Required work ::
Show every line containing "text" by copying it.

>> Start Dataset content

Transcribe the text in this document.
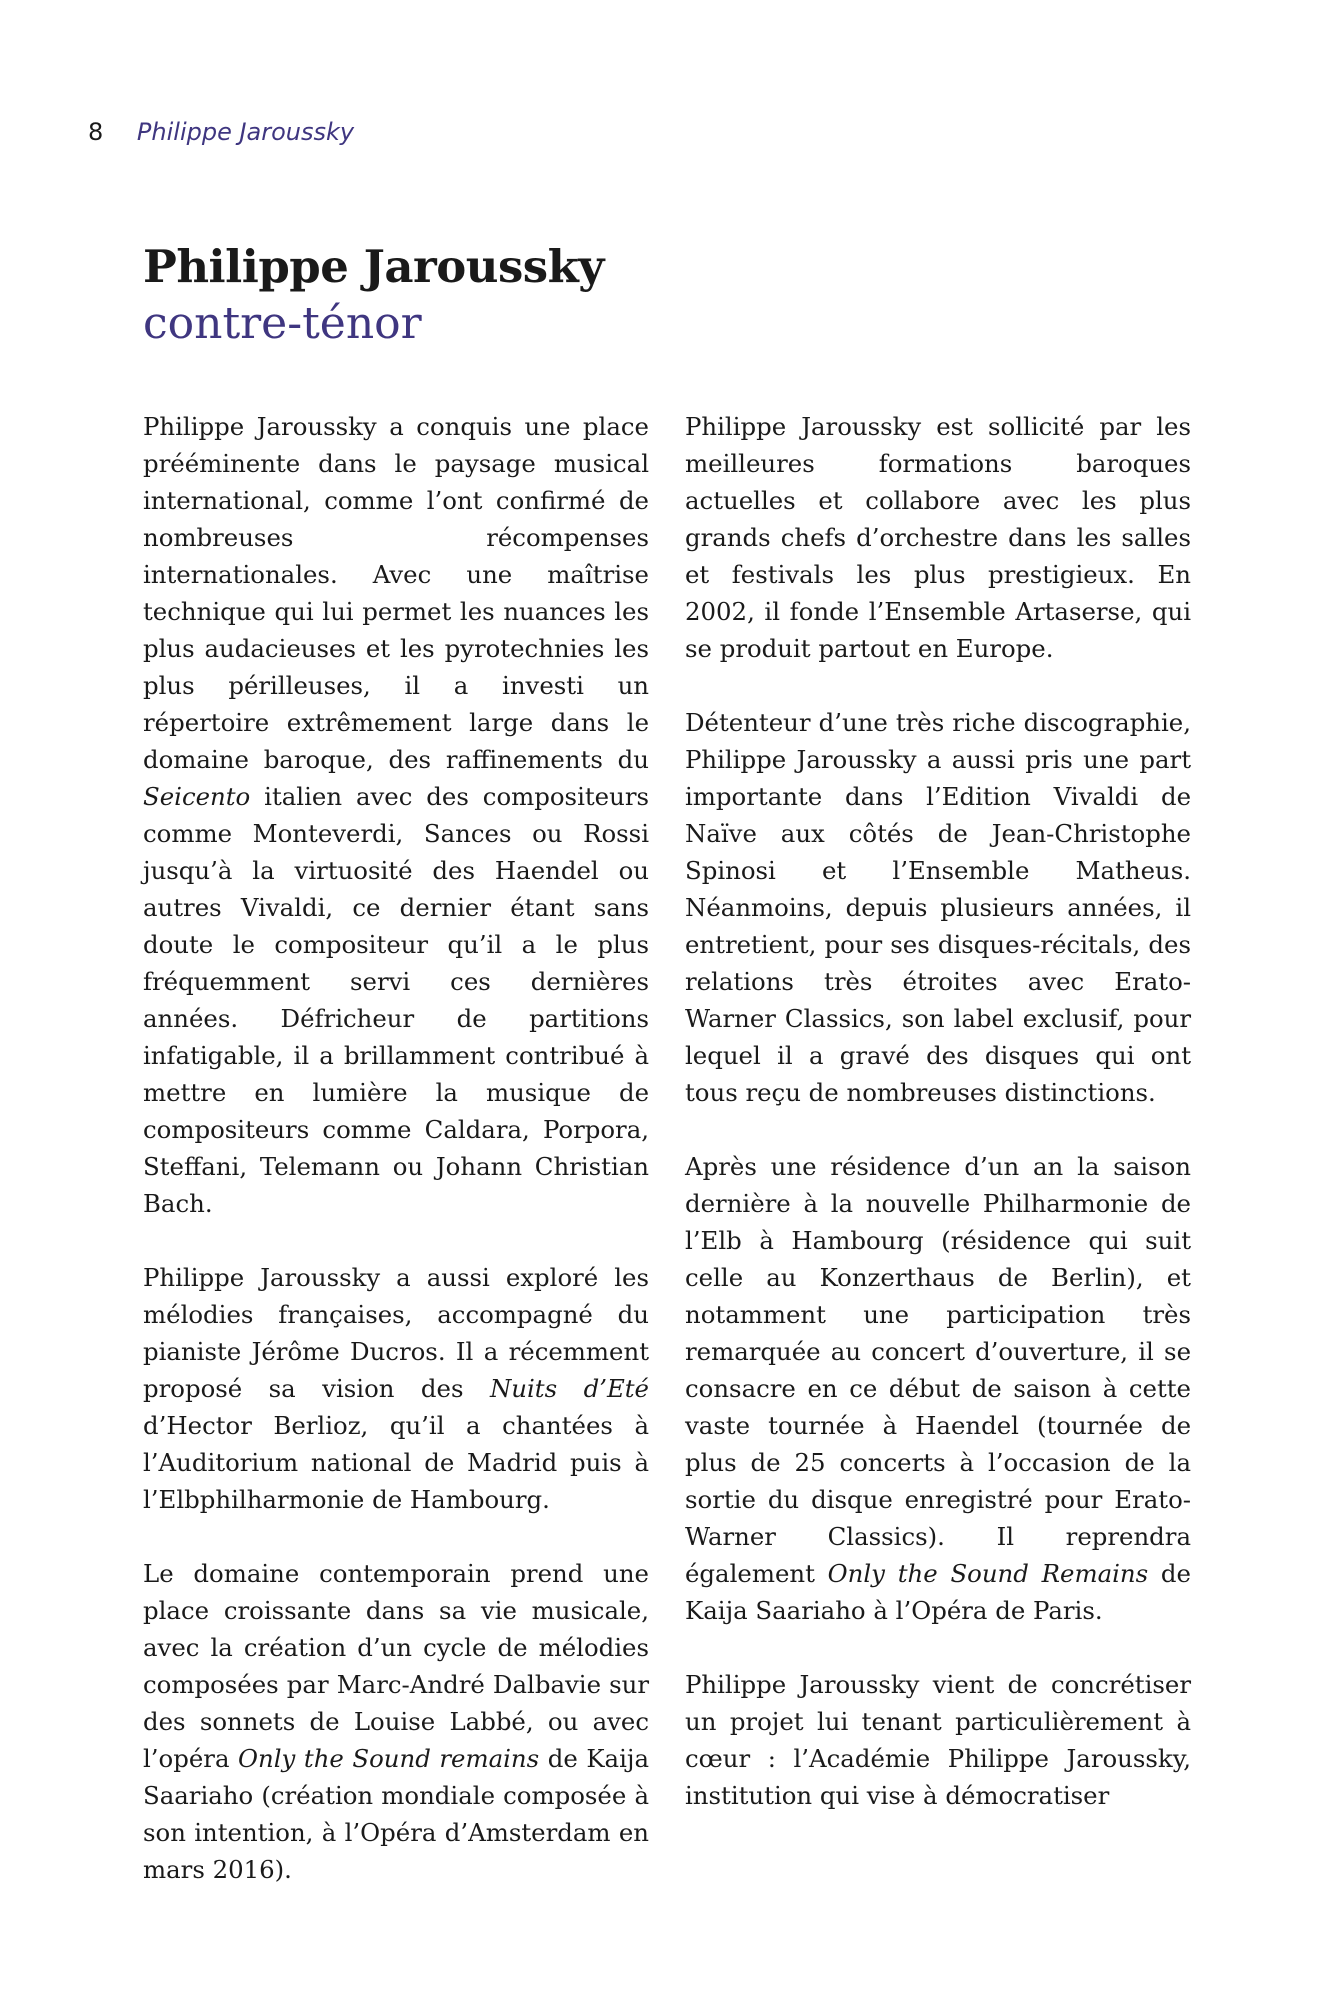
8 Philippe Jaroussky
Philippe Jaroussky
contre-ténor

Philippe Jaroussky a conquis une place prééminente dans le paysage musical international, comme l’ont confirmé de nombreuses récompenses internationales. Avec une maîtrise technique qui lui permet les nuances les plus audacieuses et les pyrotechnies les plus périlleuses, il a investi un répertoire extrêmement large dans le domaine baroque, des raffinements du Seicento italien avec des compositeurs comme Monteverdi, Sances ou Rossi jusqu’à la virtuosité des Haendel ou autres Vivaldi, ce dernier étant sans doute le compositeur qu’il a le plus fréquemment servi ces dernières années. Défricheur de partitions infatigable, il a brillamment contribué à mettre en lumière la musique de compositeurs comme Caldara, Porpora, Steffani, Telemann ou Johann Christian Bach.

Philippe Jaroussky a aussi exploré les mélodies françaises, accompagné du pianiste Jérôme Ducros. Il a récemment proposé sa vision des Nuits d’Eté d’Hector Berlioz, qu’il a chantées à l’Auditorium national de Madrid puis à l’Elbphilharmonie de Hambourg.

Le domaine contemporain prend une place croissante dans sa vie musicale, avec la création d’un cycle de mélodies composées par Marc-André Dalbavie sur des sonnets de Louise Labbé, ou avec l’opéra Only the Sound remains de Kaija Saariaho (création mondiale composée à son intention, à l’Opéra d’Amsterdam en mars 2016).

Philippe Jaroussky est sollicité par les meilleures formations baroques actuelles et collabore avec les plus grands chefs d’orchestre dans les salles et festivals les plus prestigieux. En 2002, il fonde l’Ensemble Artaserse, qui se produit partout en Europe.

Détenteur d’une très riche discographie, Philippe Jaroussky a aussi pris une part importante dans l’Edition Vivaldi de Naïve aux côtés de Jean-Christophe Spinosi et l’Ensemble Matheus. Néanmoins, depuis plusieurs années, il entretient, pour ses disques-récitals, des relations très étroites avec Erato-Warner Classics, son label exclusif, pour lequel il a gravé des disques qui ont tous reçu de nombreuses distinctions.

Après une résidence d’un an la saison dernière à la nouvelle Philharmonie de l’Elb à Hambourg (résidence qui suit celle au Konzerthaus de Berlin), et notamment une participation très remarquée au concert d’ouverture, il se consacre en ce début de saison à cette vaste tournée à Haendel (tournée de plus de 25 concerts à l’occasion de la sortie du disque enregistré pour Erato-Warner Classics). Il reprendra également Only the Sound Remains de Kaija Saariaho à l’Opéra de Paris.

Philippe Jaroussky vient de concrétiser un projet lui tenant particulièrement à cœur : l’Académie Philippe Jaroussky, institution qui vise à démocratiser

>> End Dataset content
>> Start Dataset content

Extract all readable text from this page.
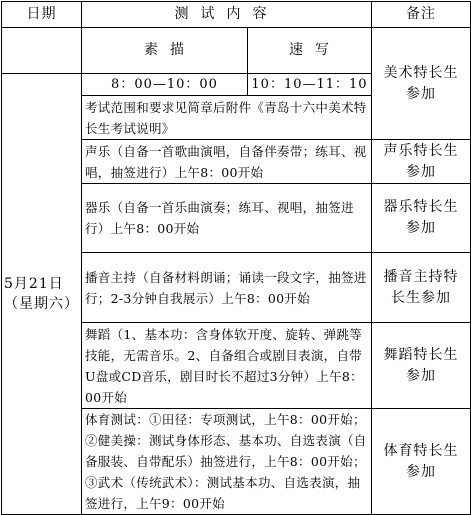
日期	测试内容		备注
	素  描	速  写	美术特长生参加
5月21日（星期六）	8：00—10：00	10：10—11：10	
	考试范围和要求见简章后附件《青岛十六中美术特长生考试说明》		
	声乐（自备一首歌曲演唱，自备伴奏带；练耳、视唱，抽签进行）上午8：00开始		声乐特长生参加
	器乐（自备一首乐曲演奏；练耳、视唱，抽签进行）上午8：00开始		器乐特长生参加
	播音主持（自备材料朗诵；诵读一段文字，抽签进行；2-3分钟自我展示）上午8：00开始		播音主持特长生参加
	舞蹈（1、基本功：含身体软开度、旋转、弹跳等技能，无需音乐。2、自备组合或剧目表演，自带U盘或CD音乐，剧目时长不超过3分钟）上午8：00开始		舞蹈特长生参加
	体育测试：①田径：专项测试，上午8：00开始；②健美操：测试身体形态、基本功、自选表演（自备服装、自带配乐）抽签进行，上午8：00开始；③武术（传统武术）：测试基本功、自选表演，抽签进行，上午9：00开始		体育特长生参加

>> End Dataset content

Written solution ::
Transcribe the text in this document.
Extract all readable text from this page.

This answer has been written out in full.